─── Records shown

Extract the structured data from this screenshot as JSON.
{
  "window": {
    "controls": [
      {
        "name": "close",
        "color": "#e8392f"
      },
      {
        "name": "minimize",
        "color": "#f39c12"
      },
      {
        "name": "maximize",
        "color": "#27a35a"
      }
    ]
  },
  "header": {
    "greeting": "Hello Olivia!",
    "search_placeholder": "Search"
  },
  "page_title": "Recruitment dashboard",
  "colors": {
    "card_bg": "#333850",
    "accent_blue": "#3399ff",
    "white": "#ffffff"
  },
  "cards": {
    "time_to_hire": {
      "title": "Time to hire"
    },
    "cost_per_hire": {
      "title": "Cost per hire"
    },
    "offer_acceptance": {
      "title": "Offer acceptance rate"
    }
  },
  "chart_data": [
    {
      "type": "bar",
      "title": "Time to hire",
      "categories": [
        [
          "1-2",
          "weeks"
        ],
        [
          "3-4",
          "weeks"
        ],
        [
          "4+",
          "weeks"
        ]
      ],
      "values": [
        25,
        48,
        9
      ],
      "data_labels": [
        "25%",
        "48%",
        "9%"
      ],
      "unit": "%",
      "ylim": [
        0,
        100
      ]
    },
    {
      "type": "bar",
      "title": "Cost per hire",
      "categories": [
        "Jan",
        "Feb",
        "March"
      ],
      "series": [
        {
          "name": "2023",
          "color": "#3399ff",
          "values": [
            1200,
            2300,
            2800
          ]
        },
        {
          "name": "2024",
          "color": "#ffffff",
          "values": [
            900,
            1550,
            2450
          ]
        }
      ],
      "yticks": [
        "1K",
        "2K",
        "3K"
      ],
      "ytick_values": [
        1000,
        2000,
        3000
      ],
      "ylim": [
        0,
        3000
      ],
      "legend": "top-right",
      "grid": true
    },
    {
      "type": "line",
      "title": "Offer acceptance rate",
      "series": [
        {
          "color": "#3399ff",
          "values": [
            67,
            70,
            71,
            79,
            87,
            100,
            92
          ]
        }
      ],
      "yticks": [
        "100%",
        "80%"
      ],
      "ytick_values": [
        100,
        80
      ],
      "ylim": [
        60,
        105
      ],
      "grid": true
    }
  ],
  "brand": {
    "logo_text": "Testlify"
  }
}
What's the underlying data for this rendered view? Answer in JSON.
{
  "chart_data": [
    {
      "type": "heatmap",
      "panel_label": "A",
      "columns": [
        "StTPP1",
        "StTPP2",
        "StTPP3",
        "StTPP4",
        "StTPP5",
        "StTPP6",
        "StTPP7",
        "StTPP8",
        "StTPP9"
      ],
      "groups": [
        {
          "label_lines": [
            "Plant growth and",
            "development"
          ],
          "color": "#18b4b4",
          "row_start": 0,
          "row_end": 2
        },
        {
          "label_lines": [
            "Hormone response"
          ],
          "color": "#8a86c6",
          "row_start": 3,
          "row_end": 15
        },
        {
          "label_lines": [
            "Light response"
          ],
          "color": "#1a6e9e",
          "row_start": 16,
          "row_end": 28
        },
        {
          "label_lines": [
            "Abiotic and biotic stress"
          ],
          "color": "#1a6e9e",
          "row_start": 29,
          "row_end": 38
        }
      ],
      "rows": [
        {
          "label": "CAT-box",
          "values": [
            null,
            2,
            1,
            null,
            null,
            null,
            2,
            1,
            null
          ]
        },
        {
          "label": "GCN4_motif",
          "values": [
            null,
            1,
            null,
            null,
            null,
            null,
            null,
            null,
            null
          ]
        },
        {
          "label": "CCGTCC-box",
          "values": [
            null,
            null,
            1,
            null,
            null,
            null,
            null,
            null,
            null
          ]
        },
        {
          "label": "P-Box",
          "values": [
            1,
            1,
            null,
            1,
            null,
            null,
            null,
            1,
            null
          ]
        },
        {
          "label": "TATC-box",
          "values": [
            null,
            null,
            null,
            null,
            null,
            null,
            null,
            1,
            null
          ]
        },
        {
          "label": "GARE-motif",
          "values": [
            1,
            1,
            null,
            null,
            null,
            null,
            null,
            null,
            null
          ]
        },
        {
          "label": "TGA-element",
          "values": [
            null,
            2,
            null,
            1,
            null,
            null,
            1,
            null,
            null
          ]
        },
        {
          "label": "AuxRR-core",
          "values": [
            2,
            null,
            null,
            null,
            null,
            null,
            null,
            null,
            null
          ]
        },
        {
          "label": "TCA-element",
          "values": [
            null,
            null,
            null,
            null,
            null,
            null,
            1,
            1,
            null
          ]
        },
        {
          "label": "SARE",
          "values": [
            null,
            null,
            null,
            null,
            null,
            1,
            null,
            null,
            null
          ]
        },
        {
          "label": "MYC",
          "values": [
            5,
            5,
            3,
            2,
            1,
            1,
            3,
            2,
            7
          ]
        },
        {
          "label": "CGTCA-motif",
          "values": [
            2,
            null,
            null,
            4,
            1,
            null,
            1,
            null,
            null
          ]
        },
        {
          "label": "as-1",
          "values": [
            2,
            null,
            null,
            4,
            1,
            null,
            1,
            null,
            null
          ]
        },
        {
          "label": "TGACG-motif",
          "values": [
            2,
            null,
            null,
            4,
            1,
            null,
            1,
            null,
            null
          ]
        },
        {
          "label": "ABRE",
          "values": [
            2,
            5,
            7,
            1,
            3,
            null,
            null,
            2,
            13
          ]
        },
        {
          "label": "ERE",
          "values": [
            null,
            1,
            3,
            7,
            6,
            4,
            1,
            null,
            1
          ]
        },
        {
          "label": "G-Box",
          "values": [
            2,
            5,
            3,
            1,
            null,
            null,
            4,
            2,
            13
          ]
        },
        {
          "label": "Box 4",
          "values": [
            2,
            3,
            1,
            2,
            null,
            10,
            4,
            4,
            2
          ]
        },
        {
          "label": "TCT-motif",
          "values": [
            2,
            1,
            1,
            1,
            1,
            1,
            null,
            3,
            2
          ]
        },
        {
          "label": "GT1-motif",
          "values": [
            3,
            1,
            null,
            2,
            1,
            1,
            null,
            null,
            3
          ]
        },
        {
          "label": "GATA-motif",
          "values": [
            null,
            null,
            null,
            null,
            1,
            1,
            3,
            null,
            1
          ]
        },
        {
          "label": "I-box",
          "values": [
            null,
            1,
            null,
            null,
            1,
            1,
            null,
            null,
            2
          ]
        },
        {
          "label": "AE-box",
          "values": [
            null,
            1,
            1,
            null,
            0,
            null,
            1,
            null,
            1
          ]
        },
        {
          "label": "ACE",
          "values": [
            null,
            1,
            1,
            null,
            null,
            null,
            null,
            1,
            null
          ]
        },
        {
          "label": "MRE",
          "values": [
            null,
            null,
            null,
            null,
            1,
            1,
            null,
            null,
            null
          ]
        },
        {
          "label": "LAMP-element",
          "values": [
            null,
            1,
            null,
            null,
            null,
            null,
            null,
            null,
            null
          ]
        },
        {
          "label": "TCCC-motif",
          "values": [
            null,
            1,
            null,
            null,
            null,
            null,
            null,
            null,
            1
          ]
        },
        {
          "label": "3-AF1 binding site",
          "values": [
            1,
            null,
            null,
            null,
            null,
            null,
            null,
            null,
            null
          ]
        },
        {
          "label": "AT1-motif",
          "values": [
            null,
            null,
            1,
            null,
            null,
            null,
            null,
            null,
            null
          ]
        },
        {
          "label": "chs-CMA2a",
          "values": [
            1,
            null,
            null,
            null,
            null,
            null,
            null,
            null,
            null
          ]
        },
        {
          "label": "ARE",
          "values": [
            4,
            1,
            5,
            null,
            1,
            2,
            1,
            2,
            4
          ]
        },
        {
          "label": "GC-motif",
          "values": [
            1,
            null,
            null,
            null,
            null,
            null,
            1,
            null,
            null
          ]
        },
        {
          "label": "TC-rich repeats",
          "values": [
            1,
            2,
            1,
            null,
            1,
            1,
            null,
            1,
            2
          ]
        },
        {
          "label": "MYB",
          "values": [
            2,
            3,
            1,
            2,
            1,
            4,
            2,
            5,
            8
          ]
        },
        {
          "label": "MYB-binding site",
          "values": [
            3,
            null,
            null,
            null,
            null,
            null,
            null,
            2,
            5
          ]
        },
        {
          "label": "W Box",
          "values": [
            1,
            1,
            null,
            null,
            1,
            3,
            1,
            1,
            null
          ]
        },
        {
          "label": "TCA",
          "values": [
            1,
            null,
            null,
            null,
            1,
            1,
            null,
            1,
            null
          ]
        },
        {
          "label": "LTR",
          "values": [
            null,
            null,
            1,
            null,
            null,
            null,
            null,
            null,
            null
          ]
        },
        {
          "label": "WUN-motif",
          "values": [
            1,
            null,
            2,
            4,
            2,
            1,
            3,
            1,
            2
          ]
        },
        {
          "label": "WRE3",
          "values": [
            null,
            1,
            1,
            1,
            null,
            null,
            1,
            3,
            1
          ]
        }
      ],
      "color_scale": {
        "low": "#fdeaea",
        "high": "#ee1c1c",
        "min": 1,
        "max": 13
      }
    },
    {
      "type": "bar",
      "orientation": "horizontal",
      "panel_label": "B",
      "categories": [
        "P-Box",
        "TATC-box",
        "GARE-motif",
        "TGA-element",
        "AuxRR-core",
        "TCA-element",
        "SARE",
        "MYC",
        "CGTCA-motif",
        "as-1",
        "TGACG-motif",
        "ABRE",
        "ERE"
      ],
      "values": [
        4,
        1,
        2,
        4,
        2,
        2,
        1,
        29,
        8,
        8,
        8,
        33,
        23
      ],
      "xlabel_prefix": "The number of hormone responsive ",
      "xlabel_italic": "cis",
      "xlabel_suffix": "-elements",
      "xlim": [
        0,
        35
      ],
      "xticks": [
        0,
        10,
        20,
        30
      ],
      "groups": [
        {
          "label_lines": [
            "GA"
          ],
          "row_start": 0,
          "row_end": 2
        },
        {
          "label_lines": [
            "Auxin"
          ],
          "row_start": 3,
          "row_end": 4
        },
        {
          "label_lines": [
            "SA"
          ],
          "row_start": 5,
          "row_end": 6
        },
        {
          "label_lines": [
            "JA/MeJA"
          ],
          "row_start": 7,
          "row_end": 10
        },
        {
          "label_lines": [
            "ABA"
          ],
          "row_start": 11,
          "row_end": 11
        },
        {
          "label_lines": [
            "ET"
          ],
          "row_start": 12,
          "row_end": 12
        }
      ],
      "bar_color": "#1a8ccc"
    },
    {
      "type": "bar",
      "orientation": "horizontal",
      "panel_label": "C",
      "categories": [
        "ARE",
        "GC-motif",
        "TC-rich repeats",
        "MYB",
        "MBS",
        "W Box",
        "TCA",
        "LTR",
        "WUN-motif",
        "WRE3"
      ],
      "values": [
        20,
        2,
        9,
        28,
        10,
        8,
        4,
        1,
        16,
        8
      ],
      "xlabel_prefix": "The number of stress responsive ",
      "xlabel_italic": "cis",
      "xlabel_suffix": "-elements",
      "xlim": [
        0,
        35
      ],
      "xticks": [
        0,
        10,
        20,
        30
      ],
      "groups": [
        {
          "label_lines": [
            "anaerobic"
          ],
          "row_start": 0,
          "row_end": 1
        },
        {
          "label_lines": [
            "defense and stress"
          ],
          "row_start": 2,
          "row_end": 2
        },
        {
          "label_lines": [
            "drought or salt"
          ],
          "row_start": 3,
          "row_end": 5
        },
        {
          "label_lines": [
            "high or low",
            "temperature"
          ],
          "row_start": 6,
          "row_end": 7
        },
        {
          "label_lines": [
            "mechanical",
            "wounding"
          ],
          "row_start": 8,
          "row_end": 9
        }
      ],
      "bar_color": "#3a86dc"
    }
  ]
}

──────

_Task to carry out:_ Scan the material and collect every line that contains "binding".

_Solution below:_
          "label": "3-AF1 binding site",
          "label": "MYB-binding site",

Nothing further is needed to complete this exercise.